Would you repeat the listing exactly but omit every picture?

## BEGIN Exercise data

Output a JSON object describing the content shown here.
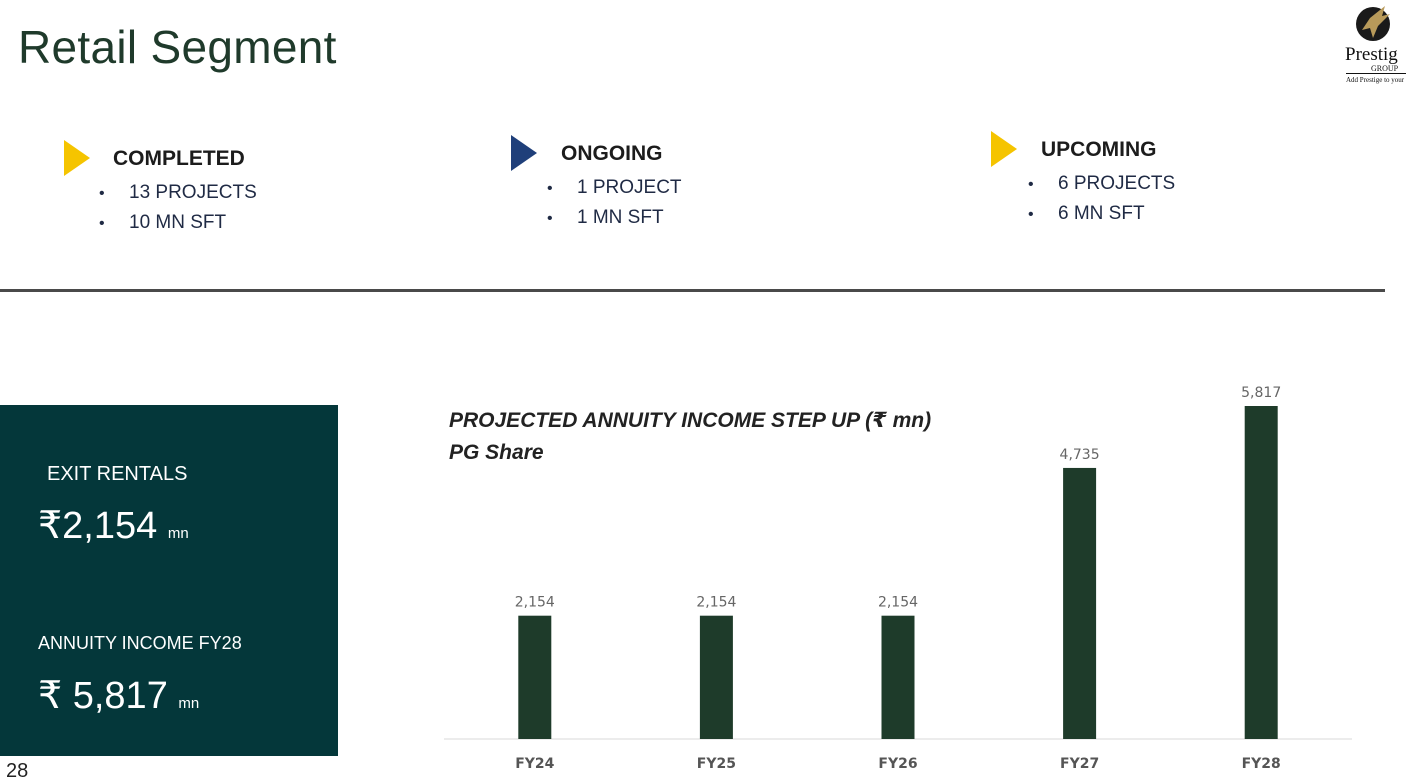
{
  "header": {
    "title": "Retail Segment"
  },
  "logo": {
    "word": "Prestig",
    "group": "GROUP",
    "tagline": "Add Prestige to your"
  },
  "segments": [
    {
      "title": "COMPLETED",
      "items": [
        "13 PROJECTS",
        "10 MN SFT"
      ],
      "marker_color": "#f5c400"
    },
    {
      "title": "ONGOING",
      "items": [
        "1 PROJECT",
        "1 MN SFT"
      ],
      "marker_color": "#1f3f7a"
    },
    {
      "title": "UPCOMING",
      "items": [
        "6 PROJECTS",
        "6 MN SFT"
      ],
      "marker_color": "#f5c400"
    }
  ],
  "panel": {
    "exit_label": "EXIT RENTALS",
    "exit_value": "₹2,154",
    "exit_unit": "mn",
    "annuity_label": "ANNUITY INCOME FY28",
    "annuity_value": "₹ 5,817",
    "annuity_unit": "mn"
  },
  "page_number": "28",
  "colors": {
    "bar": "#1e3b2a",
    "panel": "#04373a",
    "title": "#1f3a2b"
  },
  "chart_data": {
    "type": "bar",
    "title": "PROJECTED  ANNUITY INCOME STEP UP (₹ mn)",
    "subtitle": "PG Share",
    "categories": [
      "FY24",
      "FY25",
      "FY26",
      "FY27",
      "FY28"
    ],
    "values": [
      2154,
      2154,
      2154,
      4735,
      5817
    ],
    "data_labels": [
      "2,154",
      "2,154",
      "2,154",
      "4,735",
      "5,817"
    ],
    "ylim": [
      0,
      5817
    ],
    "grid": false,
    "legend": "none"
  }
}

## END Exercise data

**Exercise answer**
Output a JSON object describing the content shown here.
{
  "header": {
    "title": "Retail Segment"
  },
  "logo": {
    "word": "Prestig",
    "group": "GROUP",
    "tagline": "Add Prestige to your"
  },
  "segments": [
    {
      "title": "COMPLETED",
      "items": [
        "13 PROJECTS",
        "10 MN SFT"
      ],
      "marker_color": "#f5c400"
    },
    {
      "title": "ONGOING",
      "items": [
        "1 PROJECT",
        "1 MN SFT"
      ],
      "marker_color": "#1f3f7a"
    },
    {
      "title": "UPCOMING",
      "items": [
        "6 PROJECTS",
        "6 MN SFT"
      ],
      "marker_color": "#f5c400"
    }
  ],
  "panel": {
    "exit_label": "EXIT RENTALS",
    "exit_value": "₹2,154",
    "exit_unit": "mn",
    "annuity_label": "ANNUITY INCOME FY28",
    "annuity_value": "₹ 5,817",
    "annuity_unit": "mn"
  },
  "page_number": "28",
  "colors": {
    "bar": "#1e3b2a",
    "panel": "#04373a",
    "title": "#1f3a2b"
  },
  "chart_data": {
    "type": "bar",
    "title": "PROJECTED  ANNUITY INCOME STEP UP (₹ mn)",
    "subtitle": "PG Share",
    "categories": [
      "FY24",
      "FY25",
      "FY26",
      "FY27",
      "FY28"
    ],
    "values": [
      2154,
      2154,
      2154,
      4735,
      5817
    ],
    "data_labels": [
      "2,154",
      "2,154",
      "2,154",
      "4,735",
      "5,817"
    ],
    "ylim": [
      0,
      5817
    ],
    "grid": false,
    "legend": "none"
  }
}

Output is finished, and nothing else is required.